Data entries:

-- begin --

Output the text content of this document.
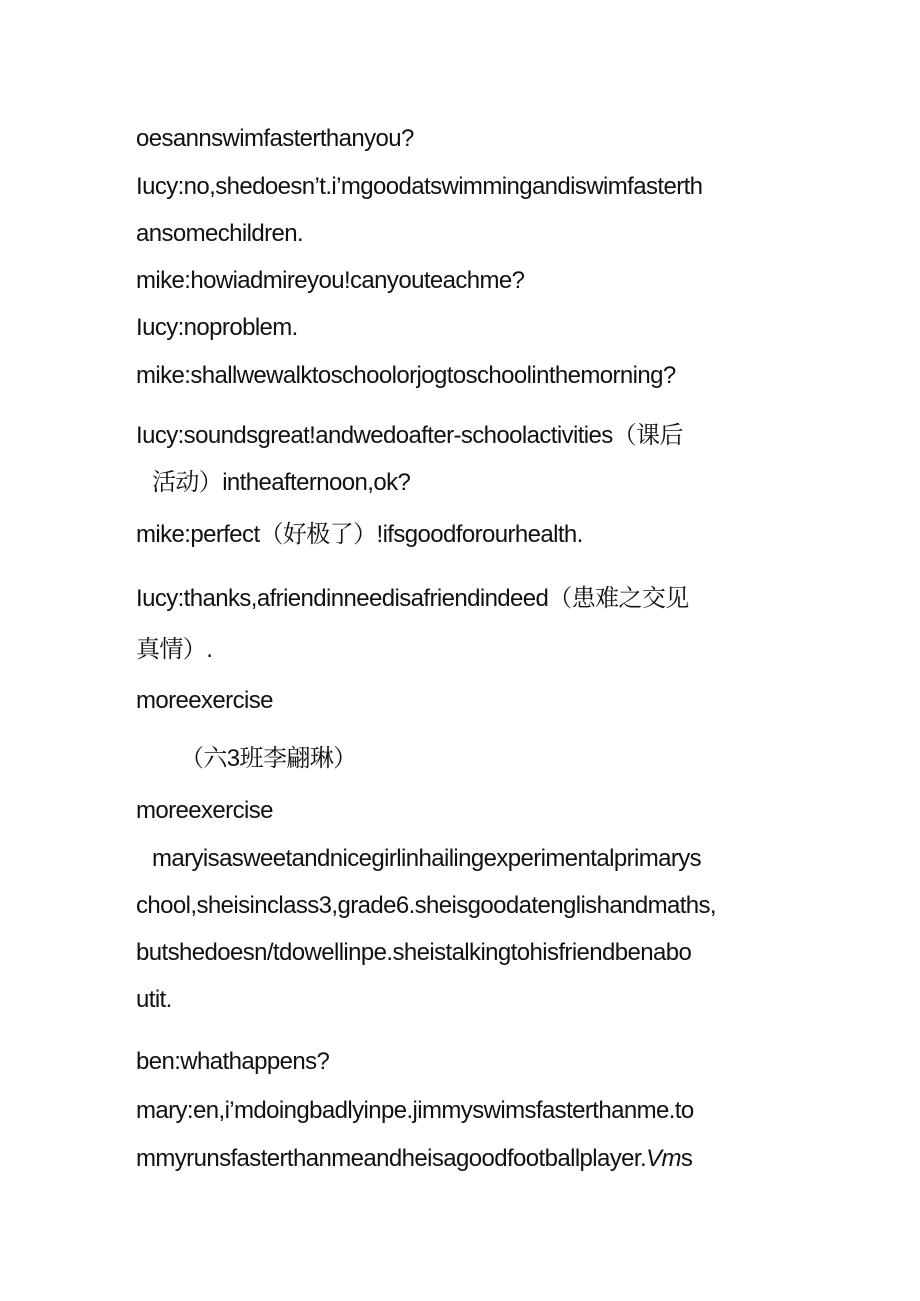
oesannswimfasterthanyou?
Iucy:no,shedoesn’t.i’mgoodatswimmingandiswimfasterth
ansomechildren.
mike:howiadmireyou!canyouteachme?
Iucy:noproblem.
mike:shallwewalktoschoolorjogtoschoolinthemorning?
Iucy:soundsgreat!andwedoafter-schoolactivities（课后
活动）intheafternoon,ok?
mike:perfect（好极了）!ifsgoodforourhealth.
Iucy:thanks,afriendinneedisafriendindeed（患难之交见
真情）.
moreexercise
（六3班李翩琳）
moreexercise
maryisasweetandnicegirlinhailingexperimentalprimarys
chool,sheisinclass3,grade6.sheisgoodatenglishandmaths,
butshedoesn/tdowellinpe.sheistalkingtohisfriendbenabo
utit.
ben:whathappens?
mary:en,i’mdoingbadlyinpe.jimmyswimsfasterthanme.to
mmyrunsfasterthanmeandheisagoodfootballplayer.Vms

-- end --

### Problem
Can you retype every record above exactly, leaving out the pictures?

### Solution for this problem
Output the text content of this document.
oesannswimfasterthanyou?
Iucy:no,shedoesn’t.i’mgoodatswimmingandiswimfasterth
ansomechildren.
mike:howiadmireyou!canyouteachme?
Iucy:noproblem.
mike:shallwewalktoschoolorjogtoschoolinthemorning?
Iucy:soundsgreat!andwedoafter-schoolactivities（课后
活动）intheafternoon,ok?
mike:perfect（好极了）!ifsgoodforourhealth.
Iucy:thanks,afriendinneedisafriendindeed（患难之交见
真情）.
moreexercise
（六3班李翩琳）
moreexercise
maryisasweetandnicegirlinhailingexperimentalprimarys
chool,sheisinclass3,grade6.sheisgoodatenglishandmaths,
butshedoesn/tdowellinpe.sheistalkingtohisfriendbenabo
utit.
ben:whathappens?
mary:en,i’mdoingbadlyinpe.jimmyswimsfasterthanme.to
mmyrunsfasterthanmeandheisagoodfootballplayer.Vms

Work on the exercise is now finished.